To do: Each record that follows should be repeated exactly, minus any images.

Input rows:

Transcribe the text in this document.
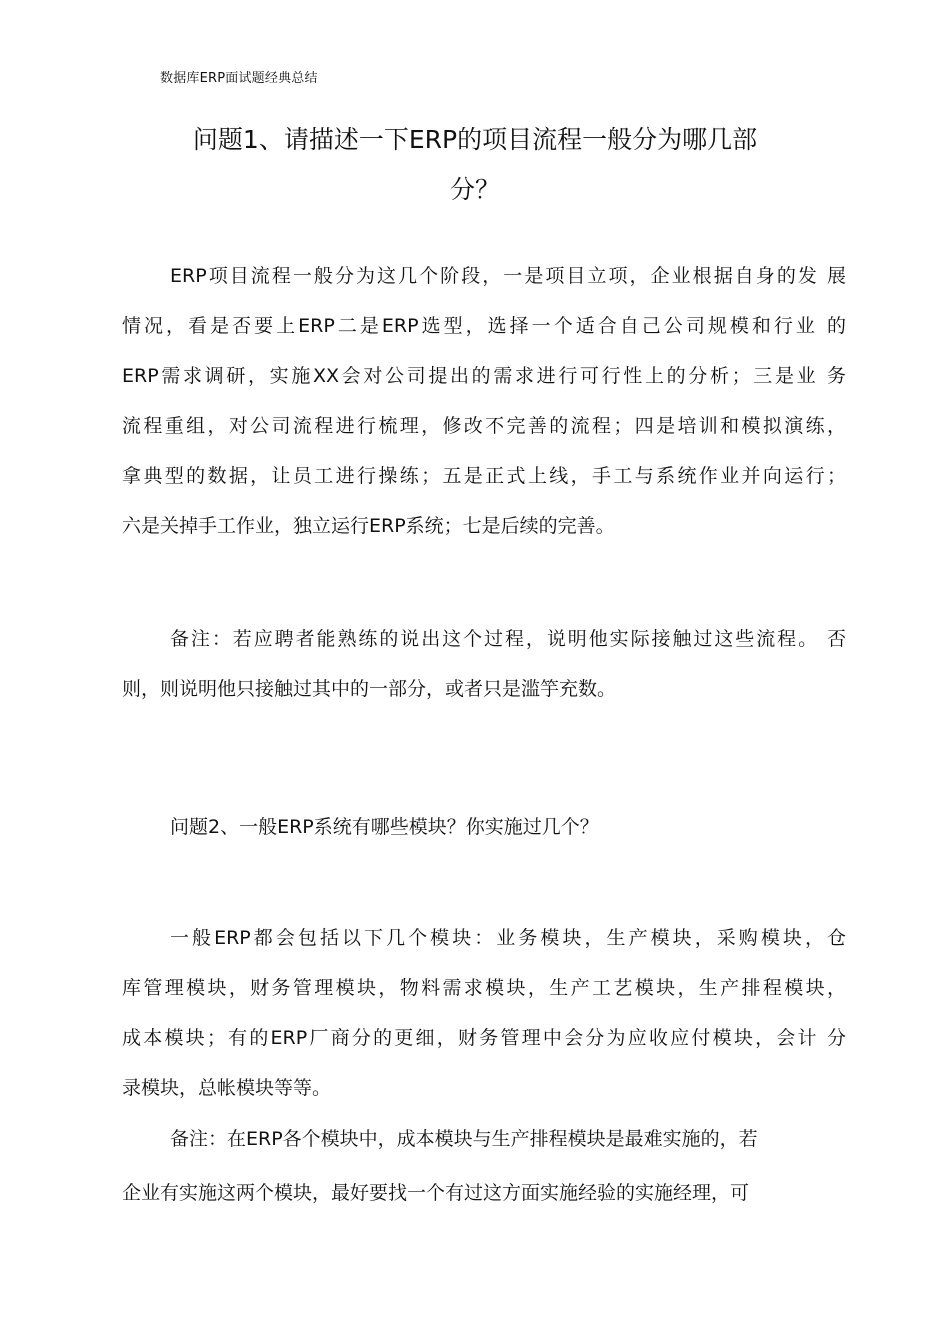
数据库ERP面试题经典总结
问题1、请描述一下ERP的项目流程一般分为哪几部
分？
ERP项目流程一般分为这几个阶段，一是项目立项，企业根据自身的发 展
情况，看是否要上ERP二是ERP选型，选择一个适合自己公司规模和行业 的
ERP需求调研，实施XX会对公司提出的需求进行可行性上的分析；三是业 务
流程重组，对公司流程进行梳理，修改不完善的流程；四是培训和模拟演练，
拿典型的数据，让员工进行操练；五是正式上线，手工与系统作业并向运行；
六是关掉手工作业，独立运行ERP系统；七是后续的完善。
备注：若应聘者能熟练的说出这个过程，说明他实际接触过这些流程。 否
则，则说明他只接触过其中的一部分，或者只是滥竽充数。
问题2、一般ERP系统有哪些模块？你实施过几个？
一般ERP都会包括以下几个模块：业务模块，生产模块，采购模块，仓
库管理模块，财务管理模块，物料需求模块，生产工艺模块，生产排程模块，
成本模块；有的ERP厂商分的更细，财务管理中会分为应收应付模块，会计 分
录模块，总帐模块等等。
备注：在ERP各个模块中，成本模块与生产排程模块是最难实施的，若
企业有实施这两个模块，最好要找一个有过这方面实施经验的实施经理，可
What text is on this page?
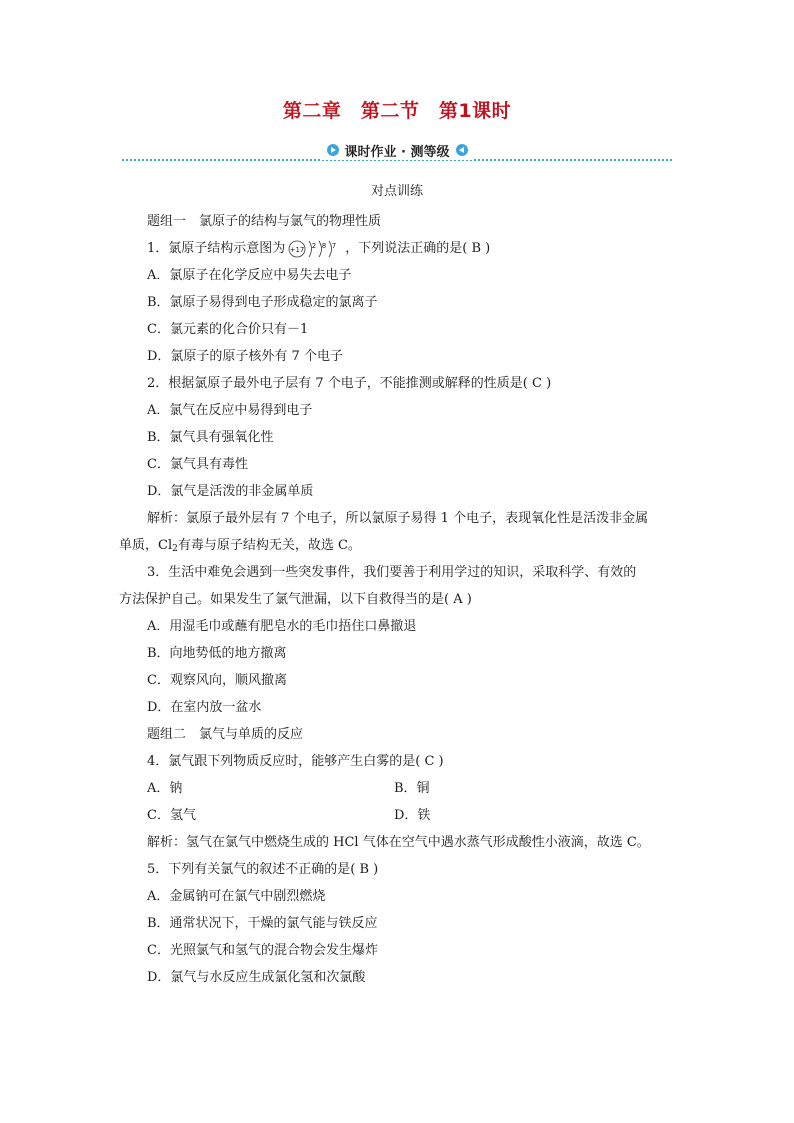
第二章　第二节　第1课时
课时作业 · 测等级
对点训练
题组一　氯原子的结构与氯气的物理性质
1．氯原子结构示意图为 +17 2 8 7 ，下列说法正确的是( B )
A．氯原子在化学反应中易失去电子
B．氯原子易得到电子形成稳定的氯离子
C．氯元素的化合价只有－1
D．氯原子的原子核外有 7 个电子
2．根据氯原子最外电子层有 7 个电子，不能推测或解释的性质是( C )
A．氯气在反应中易得到电子
B．氯气具有强氧化性
C．氯气具有毒性
D．氯气是活泼的非金属单质
解析：氯原子最外层有 7 个电子，所以氯原子易得 1 个电子，表现氧化性是活泼非金属
单质，$Cl_2$有毒与原子结构无关，故选 C。
3．生活中难免会遇到一些突发事件，我们要善于利用学过的知识，采取科学、有效的
方法保护自己。如果发生了氯气泄漏，以下自救得当的是( A )
A．用湿毛巾或蘸有肥皂水的毛巾捂住口鼻撤退
B．向地势低的地方撤离
C．观察风向，顺风撤离
D．在室内放一盆水
题组二　氯气与单质的反应
4．氯气跟下列物质反应时，能够产生白雾的是( C )
A．钠	B．铜
C．氢气	D．铁
解析：氢气在氯气中燃烧生成的 HCl 气体在空气中遇水蒸气形成酸性小液滴，故选 C。
5．下列有关氯气的叙述不正确的是( B )
A．金属钠可在氯气中剧烈燃烧
B．通常状况下，干燥的氯气能与铁反应
C．光照氯气和氢气的混合物会发生爆炸
D．氯气与水反应生成氯化氢和次氯酸
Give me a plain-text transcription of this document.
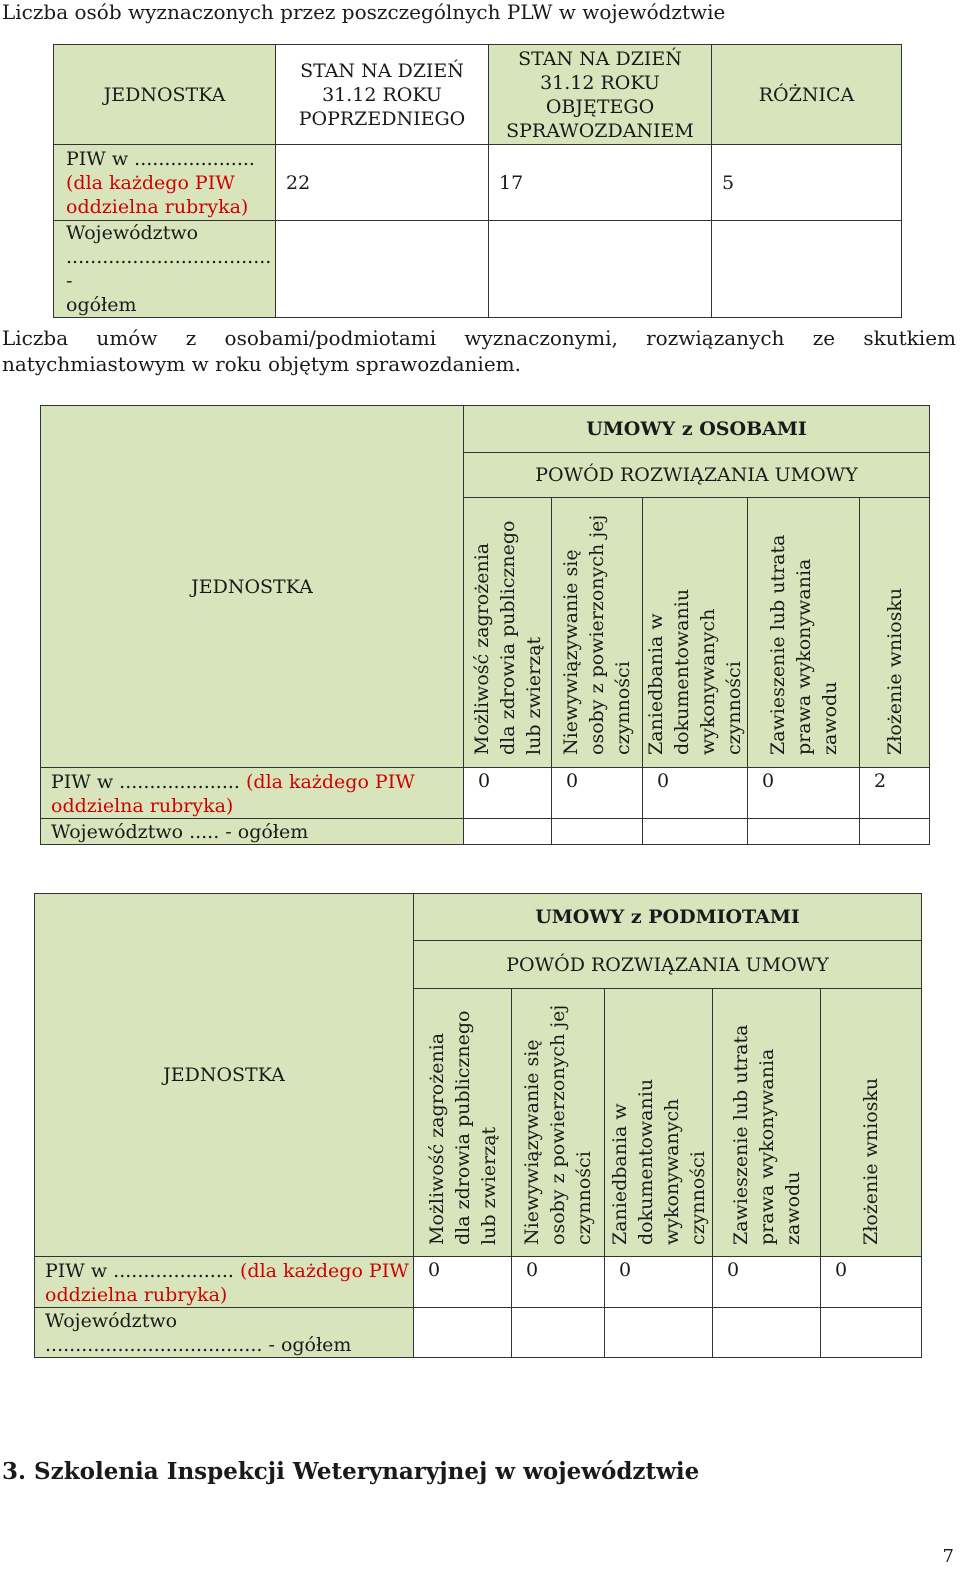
Liczba osób wyznaczonych przez poszczególnych PLW w województwie
JEDNOSTKA	STAN NA DZIEŃ 31.12 ROKU POPRZEDNIEGO	STAN NA DZIEŃ 31.12 ROKU OBJĘTEGO SPRAWOZDANIEM	RÓŻNICA
PIW w ....................
(dla każdego PIW oddzielna rubryka)	22	17	5
Województwo
.................................. -
ogółem			
Liczba umów z osobami/podmiotami wyznaczonymi, rozwiązanych ze skutkiem natychmiastowym w roku objętym sprawozdaniem.
JEDNOSTKA	UMOWY z OSOBAMI				
	POWÓD ROZWIĄZANIA UMOWY				

	Możliwość zagrożenia dla zdrowia publicznego lub zwierząt	Niewywiązywanie się osoby z powierzonych jej czynności	Zaniedbania w dokumentowaniu wykonywanych czynności	Zawieszenie lub utrata prawa wykonywania zawodu	Złożenie wniosku

PIW w .................... (dla każdego PIW
oddzielna rubryka)	0	0	0	0	2
Województwo ..... - ogółem					
JEDNOSTKA	UMOWY z PODMIOTAMI				
	POWÓD ROZWIĄZANIA UMOWY				

	Możliwość zagrożenia dla zdrowia publicznego lub zwierząt	Niewywiązywanie się osoby z powierzonych jej czynności	Zaniedbania w dokumentowaniu wykonywanych czynności	Zawieszenie lub utrata prawa wykonywania zawodu	Złożenie wniosku

PIW w .................... (dla każdego PIW
oddzielna rubryka)	0	0	0	0	0
Województwo
.................................... - ogółem					
3. Szkolenia Inspekcji Weterynaryjnej w województwie
7
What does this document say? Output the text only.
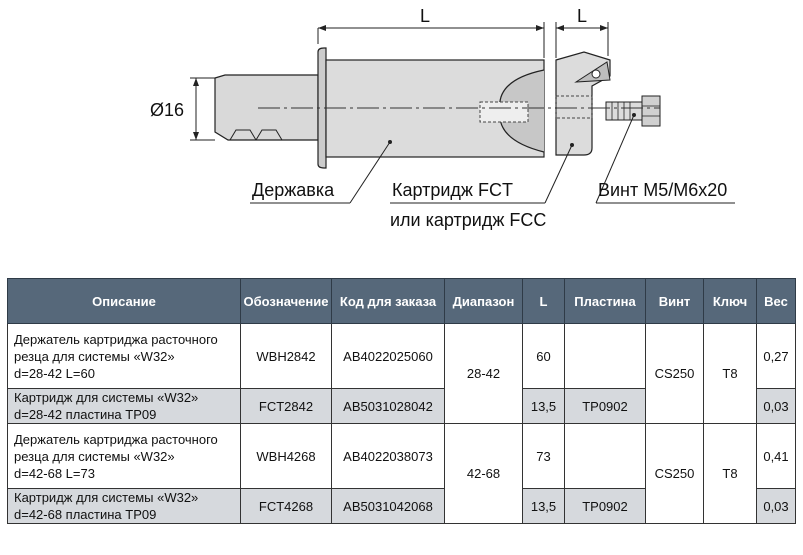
L	L
Ø16
Державка	Картридж FCT
или картридж FCC
Винт M5/M6x20
Описание	Обозначение	Код для заказа	Диапазон	L	Пластина	Винт	Ключ	Вес
Держатель картриджа расточного
резца для системы «W32»
d=28-42 L=60	WBH2842	AB4022025060	28-42	60		CS250	T8	0,27
Картридж для системы «W32»
d=28-42 пластина TP09	FCT2842	AB5031028042		13,5	TP0902			0,03
Держатель картриджа расточного
резца для системы «W32»
d=42-68 L=73	WBH4268	AB4022038073	42-68	73		CS250	T8	0,41
Картридж для системы «W32»
d=42-68 пластина TP09	FCT4268	AB5031042068		13,5	TP0902			0,03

Solution to the exercise:
Transcribe the text in this document.
数据库ERP面试题经典总结
问题1、请描述一下ERP的项目流程一般分为哪几部
分？
ERP项目流程一般分为这几个阶段，一是项目立项，企业根据自身的发 展
情况，看是否要上ERP二是ERP选型，选择一个适合自己公司规模和行业 的
ERP需求调研，实施XX会对公司提出的需求进行可行性上的分析；三是业 务
流程重组，对公司流程进行梳理，修改不完善的流程；四是培训和模拟演练，
拿典型的数据，让员工进行操练；五是正式上线，手工与系统作业并向运行；
六是关掉手工作业，独立运行ERP系统；七是后续的完善。
备注：若应聘者能熟练的说出这个过程，说明他实际接触过这些流程。 否
则，则说明他只接触过其中的一部分，或者只是滥竽充数。
问题2、一般ERP系统有哪些模块？你实施过几个？
一般ERP都会包括以下几个模块：业务模块，生产模块，采购模块，仓
库管理模块，财务管理模块，物料需求模块，生产工艺模块，生产排程模块，
成本模块；有的ERP厂商分的更细，财务管理中会分为应收应付模块，会计 分
录模块，总帐模块等等。
备注：在ERP各个模块中，成本模块与生产排程模块是最难实施的，若
企业有实施这两个模块，最好要找一个有过这方面实施经验的实施经理，可
What text is on this page?
第二章　第二节　第1课时
课时作业 · 测等级
对点训练
题组一　氯原子的结构与氯气的物理性质
1．氯原子结构示意图为 +17 2 8 7 ，下列说法正确的是( B )
A．氯原子在化学反应中易失去电子
B．氯原子易得到电子形成稳定的氯离子
C．氯元素的化合价只有－1
D．氯原子的原子核外有 7 个电子
2．根据氯原子最外电子层有 7 个电子，不能推测或解释的性质是( C )
A．氯气在反应中易得到电子
B．氯气具有强氧化性
C．氯气具有毒性
D．氯气是活泼的非金属单质
解析：氯原子最外层有 7 个电子，所以氯原子易得 1 个电子，表现氧化性是活泼非金属
单质，$Cl_2$有毒与原子结构无关，故选 C。
3．生活中难免会遇到一些突发事件，我们要善于利用学过的知识，采取科学、有效的
方法保护自己。如果发生了氯气泄漏，以下自救得当的是( A )
A．用湿毛巾或蘸有肥皂水的毛巾捂住口鼻撤退
B．向地势低的地方撤离
C．观察风向，顺风撤离
D．在室内放一盆水
题组二　氯气与单质的反应
4．氯气跟下列物质反应时，能够产生白雾的是( C )
A．钠	B．铜
C．氢气	D．铁
解析：氢气在氯气中燃烧生成的 HCl 气体在空气中遇水蒸气形成酸性小液滴，故选 C。
5．下列有关氯气的叙述不正确的是( B )
A．金属钠可在氯气中剧烈燃烧
B．通常状况下，干燥的氯气能与铁反应
C．光照氯气和氢气的混合物会发生爆炸
D．氯气与水反应生成氯化氢和次氯酸
Give me a plain-text transcription of this document.
Liczba osób wyznaczonych przez poszczególnych PLW w województwie
JEDNOSTKA	STAN NA DZIEŃ 31.12 ROKU POPRZEDNIEGO	STAN NA DZIEŃ 31.12 ROKU OBJĘTEGO SPRAWOZDANIEM	RÓŻNICA
PIW w ....................
(dla każdego PIW oddzielna rubryka)	22	17	5
Województwo
.................................. -
ogółem			
Liczba umów z osobami/podmiotami wyznaczonymi, rozwiązanych ze skutkiem natychmiastowym w roku objętym sprawozdaniem.
JEDNOSTKA	UMOWY z OSOBAMI				
	POWÓD ROZWIĄZANIA UMOWY				

	Możliwość zagrożenia dla zdrowia publicznego lub zwierząt	Niewywiązywanie się osoby z powierzonych jej czynności	Zaniedbania w dokumentowaniu wykonywanych czynności	Zawieszenie lub utrata prawa wykonywania zawodu	Złożenie wniosku

PIW w .................... (dla każdego PIW
oddzielna rubryka)	0	0	0	0	2
Województwo ..... - ogółem					
JEDNOSTKA	UMOWY z PODMIOTAMI				
	POWÓD ROZWIĄZANIA UMOWY				

	Możliwość zagrożenia dla zdrowia publicznego lub zwierząt	Niewywiązywanie się osoby z powierzonych jej czynności	Zaniedbania w dokumentowaniu wykonywanych czynności	Zawieszenie lub utrata prawa wykonywania zawodu	Złożenie wniosku

PIW w .................... (dla każdego PIW
oddzielna rubryka)	0	0	0	0	0
Województwo
.................................... - ogółem					
3. Szkolenia Inspekcji Weterynaryjnej w województwie
7
What does this document say? Output the text only.
L	L
Ø16
Державка	Картридж FCT
или картридж FCC
Винт M5/M6x20
Описание	Обозначение	Код для заказа	Диапазон	L	Пластина	Винт	Ключ	Вес
Держатель картриджа расточного
резца для системы «W32»
d=28-42 L=60	WBH2842	AB4022025060	28-42	60		CS250	T8	0,27
Картридж для системы «W32»
d=28-42 пластина TP09	FCT2842	AB5031028042		13,5	TP0902			0,03
Держатель картриджа расточного
резца для системы «W32»
d=42-68 L=73	WBH4268	AB4022038073	42-68	73		CS250	T8	0,41
Картридж для системы «W32»
d=42-68 пластина TP09	FCT4268	AB5031042068		13,5	TP0902			0,03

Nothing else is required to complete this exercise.